▶ Requirements:
Your task is to repeat the entries word for word while leaving out the pictures.

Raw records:
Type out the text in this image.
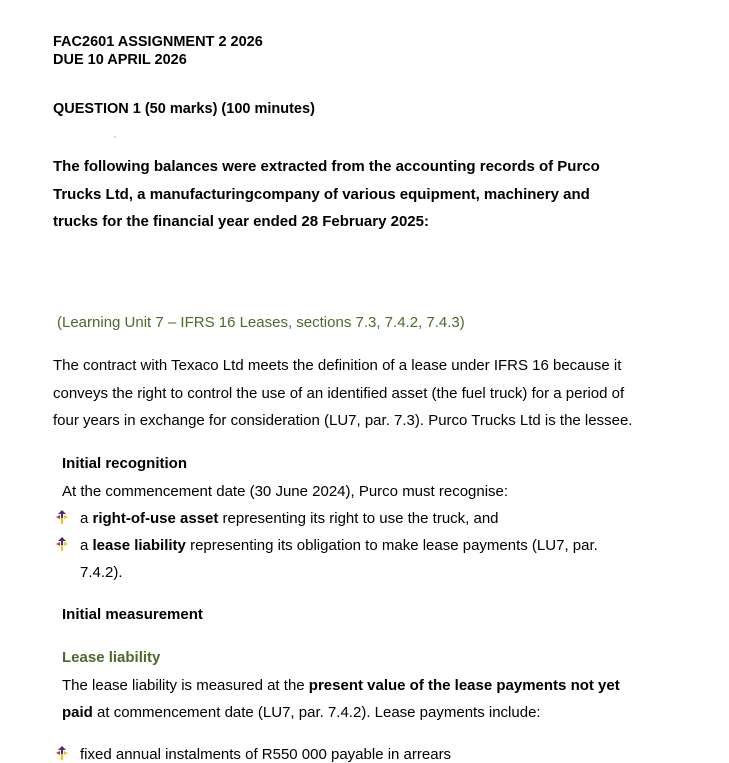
FAC2601 ASSIGNMENT 2 2026
DUE 10 APRIL 2026
QUESTION 1 (50 marks) (100 minutes)
The following balances were extracted from the accounting records of Purco
Trucks Ltd, a manufacturingcompany of various equipment, machinery and
trucks for the financial year ended 28 February 2025:
(Learning Unit 7 – IFRS 16 Leases, sections 7.3, 7.4.2, 7.4.3)
The contract with Texaco Ltd meets the definition of a lease under IFRS 16 because it
conveys the right to control the use of an identified asset (the fuel truck) for a period of
four years in exchange for consideration (LU7, par. 7.3). Purco Trucks Ltd is the lessee.
Initial recognition
At the commencement date (30 June 2024), Purco must recognise:
a right-of-use asset representing its right to use the truck, and
a lease liability representing its obligation to make lease payments (LU7, par.
7.4.2).
Initial measurement
Lease liability
The lease liability is measured at the present value of the lease payments not yet
paid at commencement date (LU7, par. 7.4.2). Lease payments include:
fixed annual instalments of R550 000 payable in arrears
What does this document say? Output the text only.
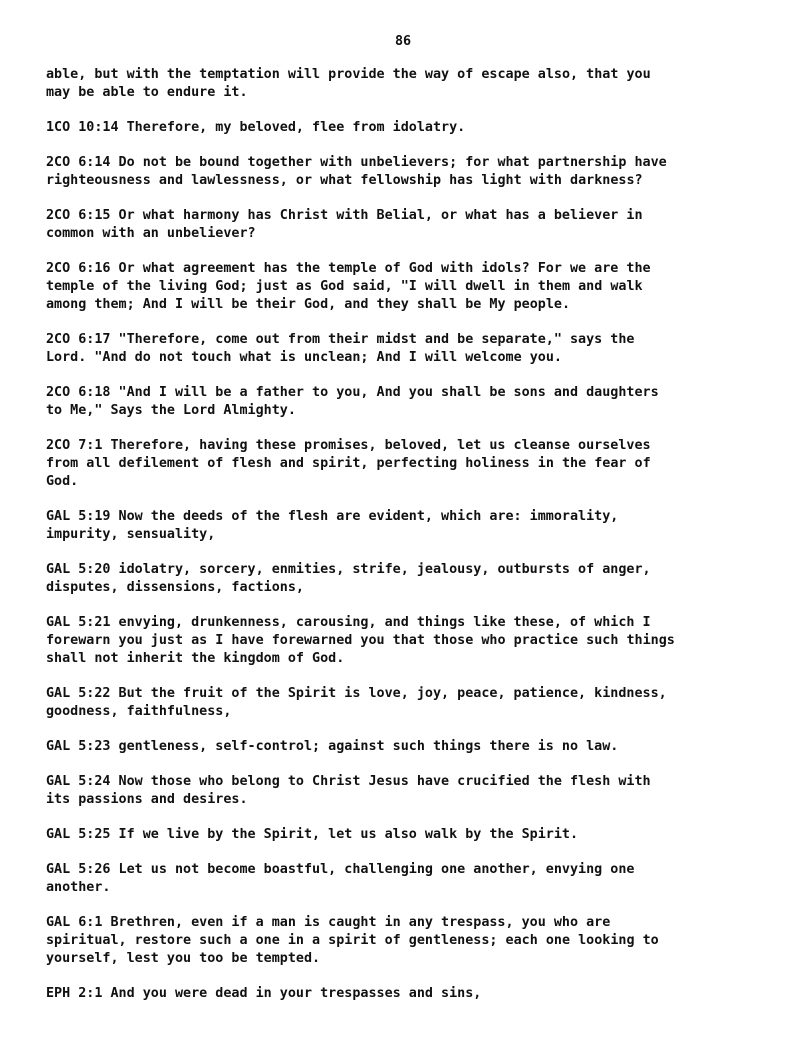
86
able, but with the temptation will provide the way of escape also, that you
may be able to endure it.
1CO 10:14 Therefore, my beloved, flee from idolatry.
2CO 6:14 Do not be bound together with unbelievers; for what partnership have
righteousness and lawlessness, or what fellowship has light with darkness?
2CO 6:15 Or what harmony has Christ with Belial, or what has a believer in
common with an unbeliever?
2CO 6:16 Or what agreement has the temple of God with idols? For we are the
temple of the living God; just as God said, "I will dwell in them and walk
among them; And I will be their God, and they shall be My people.
2CO 6:17 "Therefore, come out from their midst and be separate," says the
Lord. "And do not touch what is unclean; And I will welcome you.
2CO 6:18 "And I will be a father to you, And you shall be sons and daughters
to Me," Says the Lord Almighty.
2CO 7:1 Therefore, having these promises, beloved, let us cleanse ourselves
from all defilement of flesh and spirit, perfecting holiness in the fear of
God.
GAL 5:19 Now the deeds of the flesh are evident, which are: immorality,
impurity, sensuality,
GAL 5:20 idolatry, sorcery, enmities, strife, jealousy, outbursts of anger,
disputes, dissensions, factions,
GAL 5:21 envying, drunkenness, carousing, and things like these, of which I
forewarn you just as I have forewarned you that those who practice such things
shall not inherit the kingdom of God.
GAL 5:22 But the fruit of the Spirit is love, joy, peace, patience, kindness,
goodness, faithfulness,
GAL 5:23 gentleness, self-control; against such things there is no law.
GAL 5:24 Now those who belong to Christ Jesus have crucified the flesh with
its passions and desires.
GAL 5:25 If we live by the Spirit, let us also walk by the Spirit.
GAL 5:26 Let us not become boastful, challenging one another, envying one
another.
GAL 6:1 Brethren, even if a man is caught in any trespass, you who are
spiritual, restore such a one in a spirit of gentleness; each one looking to
yourself, lest you too be tempted.
EPH 2:1 And you were dead in your trespasses and sins,
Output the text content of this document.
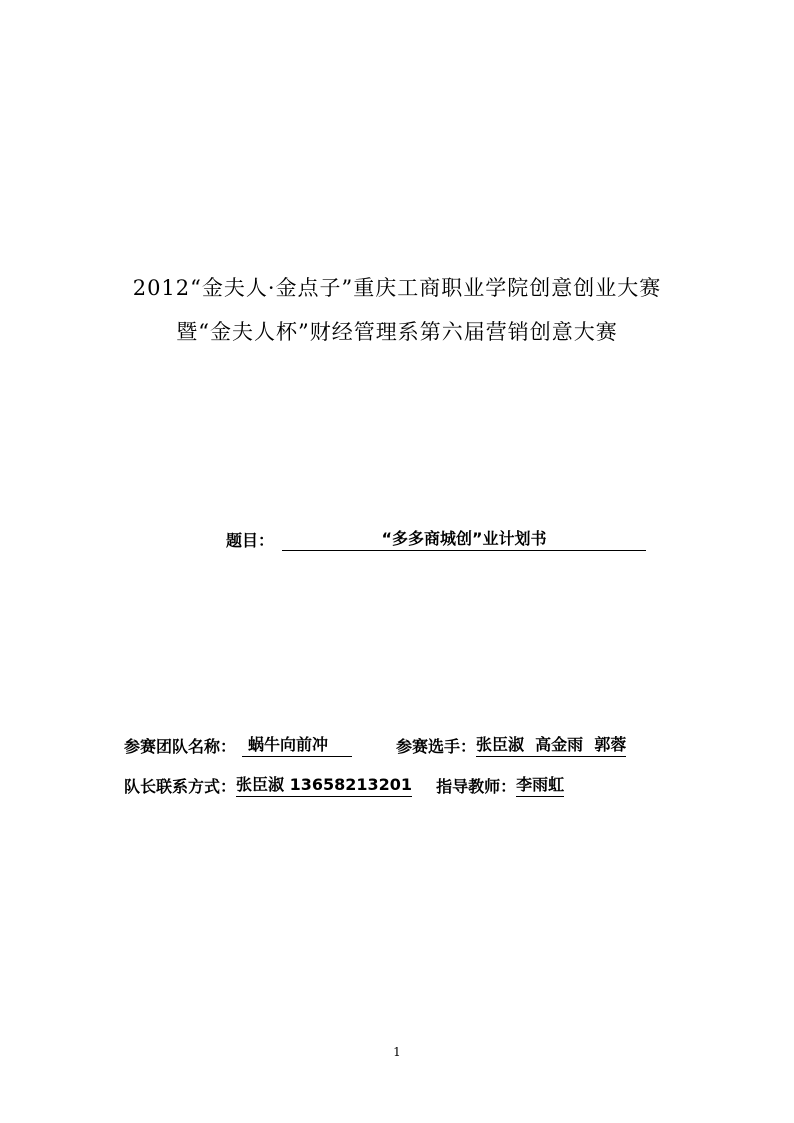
2012“金夫人·金点子”重庆工商职业学院创意创业大赛
暨“金夫人杯”财经管理系第六届营销创意大赛
题目：	“多多商城创”业计划书
参赛团队名称： 蜗牛向前冲	参赛选手： 张臣淑  高金雨  郭蓉
队长联系方式： 张臣淑 13658213201 指导教师： 李雨虹
1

▶ The reply:
Type out the text in this image.
FAC2601 ASSIGNMENT 2 2026
DUE 10 APRIL 2026
QUESTION 1 (50 marks) (100 minutes)
The following balances were extracted from the accounting records of Purco
Trucks Ltd, a manufacturingcompany of various equipment, machinery and
trucks for the financial year ended 28 February 2025:
(Learning Unit 7 – IFRS 16 Leases, sections 7.3, 7.4.2, 7.4.3)
The contract with Texaco Ltd meets the definition of a lease under IFRS 16 because it
conveys the right to control the use of an identified asset (the fuel truck) for a period of
four years in exchange for consideration (LU7, par. 7.3). Purco Trucks Ltd is the lessee.
Initial recognition
At the commencement date (30 June 2024), Purco must recognise:
a right-of-use asset representing its right to use the truck, and
a lease liability representing its obligation to make lease payments (LU7, par.
7.4.2).
Initial measurement
Lease liability
The lease liability is measured at the present value of the lease payments not yet
paid at commencement date (LU7, par. 7.4.2). Lease payments include:
fixed annual instalments of R550 000 payable in arrears
What does this document say? Output the text only.
86
able, but with the temptation will provide the way of escape also, that you
may be able to endure it.
1CO 10:14 Therefore, my beloved, flee from idolatry.
2CO 6:14 Do not be bound together with unbelievers; for what partnership have
righteousness and lawlessness, or what fellowship has light with darkness?
2CO 6:15 Or what harmony has Christ with Belial, or what has a believer in
common with an unbeliever?
2CO 6:16 Or what agreement has the temple of God with idols? For we are the
temple of the living God; just as God said, "I will dwell in them and walk
among them; And I will be their God, and they shall be My people.
2CO 6:17 "Therefore, come out from their midst and be separate," says the
Lord. "And do not touch what is unclean; And I will welcome you.
2CO 6:18 "And I will be a father to you, And you shall be sons and daughters
to Me," Says the Lord Almighty.
2CO 7:1 Therefore, having these promises, beloved, let us cleanse ourselves
from all defilement of flesh and spirit, perfecting holiness in the fear of
God.
GAL 5:19 Now the deeds of the flesh are evident, which are: immorality,
impurity, sensuality,
GAL 5:20 idolatry, sorcery, enmities, strife, jealousy, outbursts of anger,
disputes, dissensions, factions,
GAL 5:21 envying, drunkenness, carousing, and things like these, of which I
forewarn you just as I have forewarned you that those who practice such things
shall not inherit the kingdom of God.
GAL 5:22 But the fruit of the Spirit is love, joy, peace, patience, kindness,
goodness, faithfulness,
GAL 5:23 gentleness, self-control; against such things there is no law.
GAL 5:24 Now those who belong to Christ Jesus have crucified the flesh with
its passions and desires.
GAL 5:25 If we live by the Spirit, let us also walk by the Spirit.
GAL 5:26 Let us not become boastful, challenging one another, envying one
another.
GAL 6:1 Brethren, even if a man is caught in any trespass, you who are
spiritual, restore such a one in a spirit of gentleness; each one looking to
yourself, lest you too be tempted.
EPH 2:1 And you were dead in your trespasses and sins,
Output the text content of this document.
2012“金夫人·金点子”重庆工商职业学院创意创业大赛
暨“金夫人杯”财经管理系第六届营销创意大赛
题目：	“多多商城创”业计划书
参赛团队名称： 蜗牛向前冲	参赛选手： 张臣淑  高金雨  郭蓉
队长联系方式： 张臣淑 13658213201 指导教师： 李雨虹
1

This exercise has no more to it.